Aim of the task:
Rewrite the data from its beginning through the line containing "option-a: （1）A.Yes.She is", substituting "kind" for "friendly" and leaving everything else unchanged.

Annotated element listings:
* * * * * * *

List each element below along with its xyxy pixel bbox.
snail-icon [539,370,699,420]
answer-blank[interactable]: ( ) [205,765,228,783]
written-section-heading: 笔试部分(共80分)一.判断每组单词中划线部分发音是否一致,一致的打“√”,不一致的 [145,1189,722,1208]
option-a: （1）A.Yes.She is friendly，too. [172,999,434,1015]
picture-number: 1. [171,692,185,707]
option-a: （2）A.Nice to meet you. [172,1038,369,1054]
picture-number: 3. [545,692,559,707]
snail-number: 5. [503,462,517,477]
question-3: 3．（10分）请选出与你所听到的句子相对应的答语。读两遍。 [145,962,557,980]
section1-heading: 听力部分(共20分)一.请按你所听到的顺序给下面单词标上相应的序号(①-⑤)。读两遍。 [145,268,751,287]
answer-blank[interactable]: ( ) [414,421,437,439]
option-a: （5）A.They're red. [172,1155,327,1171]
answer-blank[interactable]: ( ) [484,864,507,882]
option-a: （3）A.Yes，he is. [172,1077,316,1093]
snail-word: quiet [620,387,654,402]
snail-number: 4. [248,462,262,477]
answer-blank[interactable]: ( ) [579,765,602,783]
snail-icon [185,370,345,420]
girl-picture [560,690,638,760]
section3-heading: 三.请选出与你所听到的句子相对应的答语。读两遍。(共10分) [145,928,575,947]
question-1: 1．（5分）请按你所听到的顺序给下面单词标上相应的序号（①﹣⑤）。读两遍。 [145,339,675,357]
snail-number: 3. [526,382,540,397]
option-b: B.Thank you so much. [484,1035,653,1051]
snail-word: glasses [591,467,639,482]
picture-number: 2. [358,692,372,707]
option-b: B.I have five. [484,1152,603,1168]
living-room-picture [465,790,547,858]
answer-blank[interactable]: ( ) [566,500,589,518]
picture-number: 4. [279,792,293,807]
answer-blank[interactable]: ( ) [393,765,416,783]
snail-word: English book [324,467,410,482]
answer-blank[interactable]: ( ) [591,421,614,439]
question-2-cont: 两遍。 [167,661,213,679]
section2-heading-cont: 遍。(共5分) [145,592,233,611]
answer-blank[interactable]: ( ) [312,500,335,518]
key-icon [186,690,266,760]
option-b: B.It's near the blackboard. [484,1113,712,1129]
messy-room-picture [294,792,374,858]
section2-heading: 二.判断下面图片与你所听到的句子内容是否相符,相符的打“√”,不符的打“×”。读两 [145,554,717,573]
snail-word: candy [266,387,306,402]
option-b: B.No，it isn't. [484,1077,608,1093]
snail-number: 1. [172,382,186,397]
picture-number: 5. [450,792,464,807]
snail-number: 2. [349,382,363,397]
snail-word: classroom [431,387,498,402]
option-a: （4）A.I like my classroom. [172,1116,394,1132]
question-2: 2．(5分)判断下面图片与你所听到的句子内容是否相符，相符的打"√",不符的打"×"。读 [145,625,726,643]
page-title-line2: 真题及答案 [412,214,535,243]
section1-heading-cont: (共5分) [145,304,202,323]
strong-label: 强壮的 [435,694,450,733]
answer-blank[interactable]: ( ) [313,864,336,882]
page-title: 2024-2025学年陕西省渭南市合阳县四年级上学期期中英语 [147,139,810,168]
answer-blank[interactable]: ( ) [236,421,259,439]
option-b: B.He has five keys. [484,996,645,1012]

* * * * * * *

Written answer:
List each element below along with its xyxy pixel bbox.
snail-icon [539,370,699,420]
answer-blank[interactable]: ( ) [205,765,228,783]
written-section-heading: 笔试部分(共80分)一.判断每组单词中划线部分发音是否一致,一致的打“√”,不一致的 [145,1189,722,1208]
option-a: （1）A.Yes.She is kind，too. [172,999,434,1015]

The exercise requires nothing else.